§ **Work to do**: In the entries below, identify every line with the string "this" and copy it.

──────────────────────────────

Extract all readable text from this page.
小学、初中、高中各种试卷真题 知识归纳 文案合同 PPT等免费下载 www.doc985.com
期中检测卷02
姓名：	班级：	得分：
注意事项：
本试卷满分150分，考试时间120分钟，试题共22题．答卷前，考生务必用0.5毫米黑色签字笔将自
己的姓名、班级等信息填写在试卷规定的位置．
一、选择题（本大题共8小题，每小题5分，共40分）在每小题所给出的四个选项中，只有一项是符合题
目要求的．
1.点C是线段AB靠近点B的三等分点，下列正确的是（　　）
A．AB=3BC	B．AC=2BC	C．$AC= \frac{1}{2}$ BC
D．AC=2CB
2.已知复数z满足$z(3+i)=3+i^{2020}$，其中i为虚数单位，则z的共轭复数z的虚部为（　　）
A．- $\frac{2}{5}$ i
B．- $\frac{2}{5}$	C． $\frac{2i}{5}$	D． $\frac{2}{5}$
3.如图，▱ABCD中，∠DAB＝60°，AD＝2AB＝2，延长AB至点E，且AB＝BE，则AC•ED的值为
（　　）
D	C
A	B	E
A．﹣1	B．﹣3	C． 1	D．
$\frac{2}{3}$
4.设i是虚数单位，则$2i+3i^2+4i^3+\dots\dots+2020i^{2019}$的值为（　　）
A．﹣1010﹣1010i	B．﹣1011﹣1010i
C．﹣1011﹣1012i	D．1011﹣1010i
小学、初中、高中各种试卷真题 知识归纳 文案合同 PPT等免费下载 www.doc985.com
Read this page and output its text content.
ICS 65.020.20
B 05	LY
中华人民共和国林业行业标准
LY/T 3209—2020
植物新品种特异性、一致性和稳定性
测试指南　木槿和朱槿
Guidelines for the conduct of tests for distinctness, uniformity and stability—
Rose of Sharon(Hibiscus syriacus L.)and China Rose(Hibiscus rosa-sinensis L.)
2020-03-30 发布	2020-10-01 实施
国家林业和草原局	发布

──────────────────────────────

§ **The answer**:
Extract all readable text from this page.
Read this page and output its text content.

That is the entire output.